• WHAT THIS TASK INVOLVES: How many lines in the records below contain the word "Výběr"? Give only the number.

• STORED ROWS:
(begin)
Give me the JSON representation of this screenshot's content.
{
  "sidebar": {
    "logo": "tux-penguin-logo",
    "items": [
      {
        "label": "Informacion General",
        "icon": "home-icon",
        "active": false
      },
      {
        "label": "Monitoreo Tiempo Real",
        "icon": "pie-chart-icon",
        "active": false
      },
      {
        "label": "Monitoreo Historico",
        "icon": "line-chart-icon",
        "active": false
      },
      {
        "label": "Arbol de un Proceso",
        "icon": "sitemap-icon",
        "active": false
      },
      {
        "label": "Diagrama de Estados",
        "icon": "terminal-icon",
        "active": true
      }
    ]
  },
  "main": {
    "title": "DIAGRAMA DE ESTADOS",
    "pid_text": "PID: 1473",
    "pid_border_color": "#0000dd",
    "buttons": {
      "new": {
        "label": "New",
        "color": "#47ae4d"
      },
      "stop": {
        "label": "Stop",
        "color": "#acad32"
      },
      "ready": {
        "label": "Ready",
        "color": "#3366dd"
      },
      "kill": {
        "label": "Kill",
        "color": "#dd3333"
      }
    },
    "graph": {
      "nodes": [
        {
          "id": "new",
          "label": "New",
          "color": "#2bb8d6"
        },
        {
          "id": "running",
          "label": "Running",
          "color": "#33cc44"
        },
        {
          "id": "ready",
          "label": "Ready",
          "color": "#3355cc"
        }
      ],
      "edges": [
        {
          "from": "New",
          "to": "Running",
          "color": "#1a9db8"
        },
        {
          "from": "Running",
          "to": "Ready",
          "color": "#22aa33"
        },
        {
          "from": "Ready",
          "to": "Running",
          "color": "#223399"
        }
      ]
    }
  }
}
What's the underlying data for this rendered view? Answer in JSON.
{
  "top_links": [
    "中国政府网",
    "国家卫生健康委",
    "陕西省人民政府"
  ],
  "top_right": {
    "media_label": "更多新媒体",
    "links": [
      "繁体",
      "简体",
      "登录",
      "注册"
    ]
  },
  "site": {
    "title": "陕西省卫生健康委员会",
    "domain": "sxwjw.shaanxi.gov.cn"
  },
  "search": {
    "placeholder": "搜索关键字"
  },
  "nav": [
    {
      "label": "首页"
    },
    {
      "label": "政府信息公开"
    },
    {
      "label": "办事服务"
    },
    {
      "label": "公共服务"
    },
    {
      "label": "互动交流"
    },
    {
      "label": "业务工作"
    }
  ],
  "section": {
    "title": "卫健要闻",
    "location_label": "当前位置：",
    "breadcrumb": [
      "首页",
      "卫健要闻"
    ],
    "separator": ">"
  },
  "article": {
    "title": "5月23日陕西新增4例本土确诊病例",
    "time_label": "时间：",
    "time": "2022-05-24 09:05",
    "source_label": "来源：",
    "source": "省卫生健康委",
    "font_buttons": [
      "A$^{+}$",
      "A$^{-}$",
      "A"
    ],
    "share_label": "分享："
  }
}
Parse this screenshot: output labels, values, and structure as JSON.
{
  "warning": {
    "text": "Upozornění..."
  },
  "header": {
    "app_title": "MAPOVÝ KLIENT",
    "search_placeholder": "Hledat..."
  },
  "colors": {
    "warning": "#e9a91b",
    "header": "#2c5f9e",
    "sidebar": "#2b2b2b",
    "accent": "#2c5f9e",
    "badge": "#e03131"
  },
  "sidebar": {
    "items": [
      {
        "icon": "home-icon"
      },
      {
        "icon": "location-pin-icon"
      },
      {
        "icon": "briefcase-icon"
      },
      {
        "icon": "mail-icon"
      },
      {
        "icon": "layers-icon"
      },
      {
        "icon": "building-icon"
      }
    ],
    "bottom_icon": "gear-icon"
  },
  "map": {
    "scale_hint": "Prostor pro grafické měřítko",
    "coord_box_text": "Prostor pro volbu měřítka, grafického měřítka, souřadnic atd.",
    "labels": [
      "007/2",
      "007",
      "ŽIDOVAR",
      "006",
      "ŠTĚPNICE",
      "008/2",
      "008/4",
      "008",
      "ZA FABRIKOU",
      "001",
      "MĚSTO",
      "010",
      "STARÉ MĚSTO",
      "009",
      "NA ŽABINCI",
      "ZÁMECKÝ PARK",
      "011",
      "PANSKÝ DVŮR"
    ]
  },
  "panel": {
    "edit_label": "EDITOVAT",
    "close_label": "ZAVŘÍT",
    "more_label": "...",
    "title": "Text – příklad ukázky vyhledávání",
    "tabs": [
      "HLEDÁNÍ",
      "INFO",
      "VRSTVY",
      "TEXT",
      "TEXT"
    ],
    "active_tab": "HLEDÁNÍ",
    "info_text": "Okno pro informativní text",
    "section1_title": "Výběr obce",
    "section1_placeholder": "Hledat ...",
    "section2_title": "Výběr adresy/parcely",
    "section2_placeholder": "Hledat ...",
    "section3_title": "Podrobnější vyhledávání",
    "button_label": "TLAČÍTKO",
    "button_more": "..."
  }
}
(end)
• EXERCISE RESPONSE: 2